[BEGIN Data]

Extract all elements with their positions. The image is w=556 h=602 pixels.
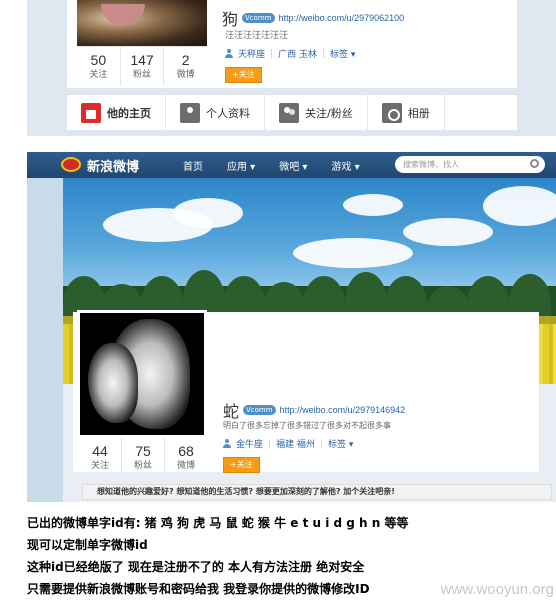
location-link[interactable]: 福建 福州 xyxy=(276,437,315,450)
location-link[interactable]: 广西 玉林 xyxy=(278,47,317,60)
weibo-eye-icon xyxy=(61,157,81,172)
profile-stats: 50 关注 147 粉丝 2 微博 xyxy=(77,46,207,86)
tab-label: 他的主页 xyxy=(107,106,151,120)
profile-tabs: 他的主页 个人资料 关注/粉丝 相册 xyxy=(67,94,517,130)
astro-link[interactable]: 天秤座 xyxy=(238,47,265,60)
stat-label: 关注 xyxy=(90,461,109,471)
stat-number: 75 xyxy=(135,443,151,459)
tab-label: 关注/粉丝 xyxy=(305,106,353,120)
follow-button[interactable]: +关注 xyxy=(225,67,262,83)
tags-dropdown[interactable]: 标签 ▾ xyxy=(328,437,353,450)
caption-line: 现可以定制单字微博id xyxy=(27,538,148,552)
profile-header: 蛇 Vcomm http://weibo.com/u/2979146942 xyxy=(223,398,405,422)
avatar[interactable] xyxy=(77,310,207,438)
stat-number: 68 xyxy=(178,443,194,459)
stat-number: 2 xyxy=(181,52,190,68)
profile-bio: 汪汪汪汪汪汪汪 xyxy=(225,31,289,41)
profile-name: 蛇 xyxy=(223,402,240,421)
stat-label: 粉丝 xyxy=(133,70,152,80)
nav-menu: 首页 应用 ▾ 微吧 ▾ 游戏 ▾ xyxy=(183,158,360,173)
profile-name: 狗 xyxy=(222,10,239,29)
stat-label: 微博 xyxy=(176,70,195,80)
nav-games[interactable]: 游戏 ▾ xyxy=(331,158,359,173)
stat-followers[interactable]: 75 粉丝 xyxy=(122,438,165,474)
profile-icon xyxy=(180,102,200,123)
stat-following[interactable]: 50 关注 xyxy=(77,47,121,86)
person-icon xyxy=(225,49,233,58)
weibo-logo[interactable]: 新浪微博 xyxy=(27,152,157,178)
astro-link[interactable]: 金牛座 xyxy=(236,437,263,450)
search-icon[interactable] xyxy=(530,159,539,168)
stat-number: 44 xyxy=(92,443,108,459)
profile-screenshot-1: 50 关注 147 粉丝 2 微博 狗 Vcomm http://weibo.c… xyxy=(27,0,556,136)
profile-tags: 金牛座 | 福建 福州 | 标签 ▾ xyxy=(223,437,353,450)
left-decoration xyxy=(27,178,63,502)
caption-line: 这种id已经绝版了 现在是注册不了的 本人有方法注册 绝对安全 xyxy=(27,560,365,574)
watermark: www.wooyun.org xyxy=(440,581,554,598)
profile-tags: 天秤座 | 广西 玉林 | 标签 ▾ xyxy=(225,47,355,60)
stat-weibo[interactable]: 2 微博 xyxy=(164,47,207,86)
profile-bio: 明白了很多忘掉了很多错过了很多对不起很多事 xyxy=(223,421,391,430)
stat-weibo[interactable]: 68 微博 xyxy=(165,438,207,474)
nav-apps[interactable]: 应用 ▾ xyxy=(227,158,255,173)
camera-icon xyxy=(381,102,402,123)
person-icon xyxy=(223,439,231,448)
stat-following[interactable]: 44 关注 xyxy=(79,438,122,474)
caption-line: 已出的微博单字id有: 猪 鸡 狗 虎 马 鼠 蛇 猴 牛 e t u i d … xyxy=(27,516,409,530)
follow-icon xyxy=(279,102,299,123)
divider: | xyxy=(319,438,323,449)
profile-url[interactable]: http://weibo.com/u/2979146942 xyxy=(280,405,406,415)
stat-label: 粉丝 xyxy=(133,461,152,471)
profile-stats: 44 关注 75 粉丝 68 微博 xyxy=(79,438,207,474)
tags-label: 标签 xyxy=(329,50,348,60)
search-placeholder: 搜索微博、找人 xyxy=(403,160,459,169)
follow-button[interactable]: +关注 xyxy=(223,457,260,473)
nav-weiba[interactable]: 微吧 ▾ xyxy=(279,158,307,173)
tab-label: 相册 xyxy=(407,106,430,120)
avatar[interactable] xyxy=(77,0,207,46)
tags-dropdown[interactable]: 标签 ▾ xyxy=(330,47,355,60)
tab-label: 个人资料 xyxy=(206,106,250,120)
stat-number: 50 xyxy=(90,52,107,68)
follow-prompt: 想知道他的兴趣爱好? 想知道他的生活习惯? 想要更加深刻的了解他? 加个关注吧亲… xyxy=(82,484,552,500)
profile-screenshot-2: 新浪微博 首页 应用 ▾ 微吧 ▾ 游戏 ▾ 搜索微博、找人 44 关注 75 … xyxy=(27,152,556,502)
divider: | xyxy=(321,48,325,59)
stat-label: 微博 xyxy=(176,461,195,471)
verified-badge[interactable]: Vcomm xyxy=(242,13,275,23)
nav-home[interactable]: 首页 xyxy=(183,158,203,173)
stat-number: 147 xyxy=(130,52,154,68)
divider: | xyxy=(270,48,274,59)
top-navbar: 新浪微博 首页 应用 ▾ 微吧 ▾ 游戏 ▾ 搜索微博、找人 xyxy=(27,152,556,178)
tab-album[interactable]: 相册 xyxy=(368,95,445,130)
divider: | xyxy=(268,438,272,449)
tab-follow[interactable]: 关注/粉丝 xyxy=(265,95,368,130)
search-input[interactable]: 搜索微博、找人 xyxy=(395,156,545,173)
profile-url[interactable]: http://weibo.com/u/2979062100 xyxy=(279,13,405,23)
tab-home[interactable]: 他的主页 xyxy=(67,95,166,130)
tags-label: 标签 xyxy=(327,440,346,450)
verified-badge[interactable]: Vcomm xyxy=(243,405,276,415)
stat-label: 关注 xyxy=(89,70,108,80)
logo-text: 新浪微博 xyxy=(87,159,140,175)
profile-header: 狗 Vcomm http://weibo.com/u/2979062100 xyxy=(222,6,404,30)
stat-followers[interactable]: 147 粉丝 xyxy=(121,47,165,86)
home-icon xyxy=(81,102,101,123)
tab-profile[interactable]: 个人资料 xyxy=(166,95,265,130)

[END Data]

◆ **Task statement**: State how many lines of the records above contain the word "dropdown". Give only the number.

◆ **Exercise solution**: 2